## What to work on
Will you quote only the lines starting at the one that contains "What text is on this page?" and ending with the last line of the listing below, inclusive?

>>>>>

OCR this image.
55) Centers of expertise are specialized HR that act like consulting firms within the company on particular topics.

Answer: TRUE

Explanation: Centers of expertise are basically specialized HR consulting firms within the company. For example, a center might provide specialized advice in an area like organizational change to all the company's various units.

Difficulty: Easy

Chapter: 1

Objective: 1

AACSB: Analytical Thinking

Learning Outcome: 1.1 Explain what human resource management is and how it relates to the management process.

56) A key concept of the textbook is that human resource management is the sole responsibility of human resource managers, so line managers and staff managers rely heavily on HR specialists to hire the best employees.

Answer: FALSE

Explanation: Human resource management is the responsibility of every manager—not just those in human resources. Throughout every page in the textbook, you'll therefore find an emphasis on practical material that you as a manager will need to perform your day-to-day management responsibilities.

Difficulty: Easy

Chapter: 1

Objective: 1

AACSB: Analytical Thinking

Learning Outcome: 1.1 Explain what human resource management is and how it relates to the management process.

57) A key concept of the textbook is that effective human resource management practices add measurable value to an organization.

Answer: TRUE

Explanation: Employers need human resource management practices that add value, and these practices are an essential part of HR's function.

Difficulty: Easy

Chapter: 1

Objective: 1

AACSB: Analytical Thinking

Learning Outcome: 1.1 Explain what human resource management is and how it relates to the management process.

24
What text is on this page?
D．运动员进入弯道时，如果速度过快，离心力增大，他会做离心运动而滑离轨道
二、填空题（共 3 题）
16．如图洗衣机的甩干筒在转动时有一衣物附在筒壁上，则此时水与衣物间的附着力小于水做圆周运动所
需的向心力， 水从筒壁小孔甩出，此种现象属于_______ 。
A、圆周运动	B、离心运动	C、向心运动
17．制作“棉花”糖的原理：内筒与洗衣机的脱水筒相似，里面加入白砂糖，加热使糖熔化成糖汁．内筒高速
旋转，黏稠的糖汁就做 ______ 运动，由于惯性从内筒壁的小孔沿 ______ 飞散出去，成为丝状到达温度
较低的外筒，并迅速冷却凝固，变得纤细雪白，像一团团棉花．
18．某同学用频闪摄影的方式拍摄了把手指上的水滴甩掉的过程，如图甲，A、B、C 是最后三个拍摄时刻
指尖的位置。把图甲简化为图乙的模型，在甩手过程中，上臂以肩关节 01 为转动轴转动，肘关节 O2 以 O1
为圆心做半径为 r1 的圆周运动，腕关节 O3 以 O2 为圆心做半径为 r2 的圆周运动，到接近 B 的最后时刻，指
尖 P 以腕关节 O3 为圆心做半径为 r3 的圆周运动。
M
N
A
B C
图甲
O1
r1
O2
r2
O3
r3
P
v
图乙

<<<<<

## Solution
What text is on this page?
D．运动员进入弯道时，如果速度过快，离心力增大，他会做离心运动而滑离轨道
二、填空题（共 3 题）
16．如图洗衣机的甩干筒在转动时有一衣物附在筒壁上，则此时水与衣物间的附着力小于水做圆周运动所
需的向心力， 水从筒壁小孔甩出，此种现象属于_______ 。
A、圆周运动	B、离心运动	C、向心运动
17．制作“棉花”糖的原理：内筒与洗衣机的脱水筒相似，里面加入白砂糖，加热使糖熔化成糖汁．内筒高速
旋转，黏稠的糖汁就做 ______ 运动，由于惯性从内筒壁的小孔沿 ______ 飞散出去，成为丝状到达温度
较低的外筒，并迅速冷却凝固，变得纤细雪白，像一团团棉花．
18．某同学用频闪摄影的方式拍摄了把手指上的水滴甩掉的过程，如图甲，A、B、C 是最后三个拍摄时刻
指尖的位置。把图甲简化为图乙的模型，在甩手过程中，上臂以肩关节 01 为转动轴转动，肘关节 O2 以 O1
为圆心做半径为 r1 的圆周运动，腕关节 O3 以 O2 为圆心做半径为 r2 的圆周运动，到接近 B 的最后时刻，指
尖 P 以腕关节 O3 为圆心做半径为 r3 的圆周运动。
M
N
A
B C
图甲
O1
r1
O2
r2
O3
r3
P
v
图乙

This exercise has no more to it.